Dataset entries =>
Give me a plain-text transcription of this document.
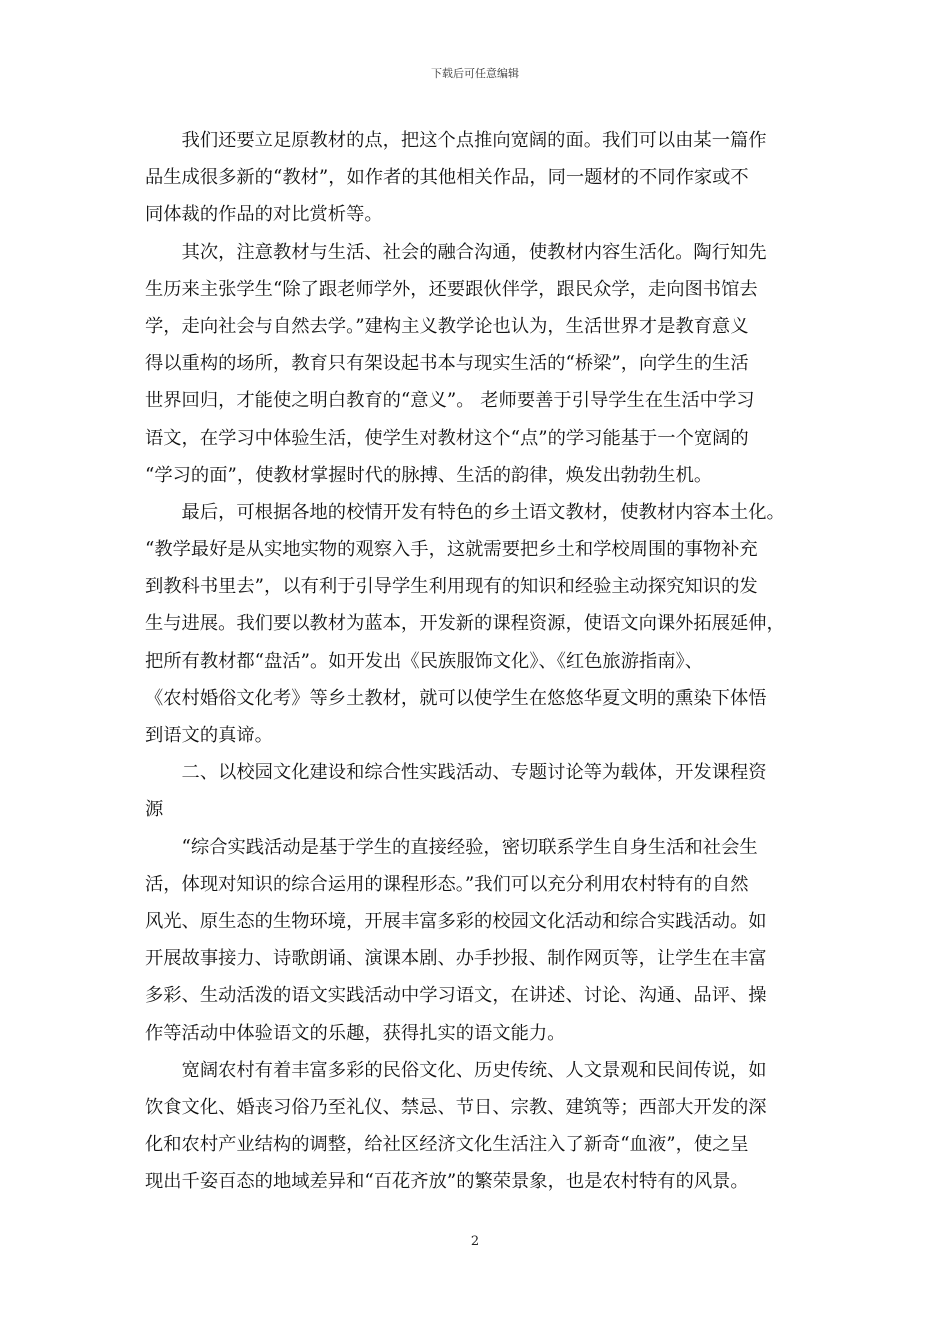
下载后可任意编辑
　　我们还要立足原教材的点，把这个点推向宽阔的面。我们可以由某一篇作
品生成很多新的“教材”，如作者的其他相关作品，同一题材的不同作家或不
同体裁的作品的对比赏析等。
　　其次，注意教材与生活、社会的融合沟通，使教材内容生活化。陶行知先
生历来主张学生“除了跟老师学外，还要跟伙伴学，跟民众学，走向图书馆去
学，走向社会与自然去学。”建构主义教学论也认为，生活世界才是教育意义
得以重构的场所，教育只有架设起书本与现实生活的“桥梁”，向学生的生活
世界回归，才能使之明白教育的“意义”。 老师要善于引导学生在生活中学习
语文，在学习中体验生活，使学生对教材这个“点”的学习能基于一个宽阔的
“学习的面”，使教材掌握时代的脉搏、生活的韵律，焕发出勃勃生机。
　　最后，可根据各地的校情开发有特色的乡土语文教材，使教材内容本土化。
“教学最好是从实地实物的观察入手，这就需要把乡土和学校周围的事物补充
到教科书里去”，以有利于引导学生利用现有的知识和经验主动探究知识的发
生与进展。我们要以教材为蓝本，开发新的课程资源，使语文向课外拓展延伸，
把所有教材都“盘活”。如开发出《民族服饰文化》、《红色旅游指南》、
《农村婚俗文化考》等乡土教材，就可以使学生在悠悠华夏文明的熏染下体悟
到语文的真谛。
　　二、以校园文化建设和综合性实践活动、专题讨论等为载体，开发课程资
源
　　“综合实践活动是基于学生的直接经验，密切联系学生自身生活和社会生
活，体现对知识的综合运用的课程形态。”我们可以充分利用农村特有的自然
风光、原生态的生物环境，开展丰富多彩的校园文化活动和综合实践活动。如
开展故事接力、诗歌朗诵、演课本剧、办手抄报、制作网页等，让学生在丰富
多彩、生动活泼的语文实践活动中学习语文，在讲述、讨论、沟通、品评、操
作等活动中体验语文的乐趣，获得扎实的语文能力。
　　宽阔农村有着丰富多彩的民俗文化、历史传统、人文景观和民间传说，如
饮食文化、婚丧习俗乃至礼仪、禁忌、节日、宗教、建筑等；西部大开发的深
化和农村产业结构的调整，给社区经济文化生活注入了新奇“血液”，使之呈
现出千姿百态的地域差异和“百花齐放”的繁荣景象，也是农村特有的风景。
2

Stated exercise =>
Repeat each line of the records above exactly, but do not copy the pictures.

Finished task =>
Give me a plain-text transcription of this document.
下载后可任意编辑
　　我们还要立足原教材的点，把这个点推向宽阔的面。我们可以由某一篇作
品生成很多新的“教材”，如作者的其他相关作品，同一题材的不同作家或不
同体裁的作品的对比赏析等。
　　其次，注意教材与生活、社会的融合沟通，使教材内容生活化。陶行知先
生历来主张学生“除了跟老师学外，还要跟伙伴学，跟民众学，走向图书馆去
学，走向社会与自然去学。”建构主义教学论也认为，生活世界才是教育意义
得以重构的场所，教育只有架设起书本与现实生活的“桥梁”，向学生的生活
世界回归，才能使之明白教育的“意义”。 老师要善于引导学生在生活中学习
语文，在学习中体验生活，使学生对教材这个“点”的学习能基于一个宽阔的
“学习的面”，使教材掌握时代的脉搏、生活的韵律，焕发出勃勃生机。
　　最后，可根据各地的校情开发有特色的乡土语文教材，使教材内容本土化。
“教学最好是从实地实物的观察入手，这就需要把乡土和学校周围的事物补充
到教科书里去”，以有利于引导学生利用现有的知识和经验主动探究知识的发
生与进展。我们要以教材为蓝本，开发新的课程资源，使语文向课外拓展延伸，
把所有教材都“盘活”。如开发出《民族服饰文化》、《红色旅游指南》、
《农村婚俗文化考》等乡土教材，就可以使学生在悠悠华夏文明的熏染下体悟
到语文的真谛。
　　二、以校园文化建设和综合性实践活动、专题讨论等为载体，开发课程资
源
　　“综合实践活动是基于学生的直接经验，密切联系学生自身生活和社会生
活，体现对知识的综合运用的课程形态。”我们可以充分利用农村特有的自然
风光、原生态的生物环境，开展丰富多彩的校园文化活动和综合实践活动。如
开展故事接力、诗歌朗诵、演课本剧、办手抄报、制作网页等，让学生在丰富
多彩、生动活泼的语文实践活动中学习语文，在讲述、讨论、沟通、品评、操
作等活动中体验语文的乐趣，获得扎实的语文能力。
　　宽阔农村有着丰富多彩的民俗文化、历史传统、人文景观和民间传说，如
饮食文化、婚丧习俗乃至礼仪、禁忌、节日、宗教、建筑等；西部大开发的深
化和农村产业结构的调整，给社区经济文化生活注入了新奇“血液”，使之呈
现出千姿百态的地域差异和“百花齐放”的繁荣景象，也是农村特有的风景。
2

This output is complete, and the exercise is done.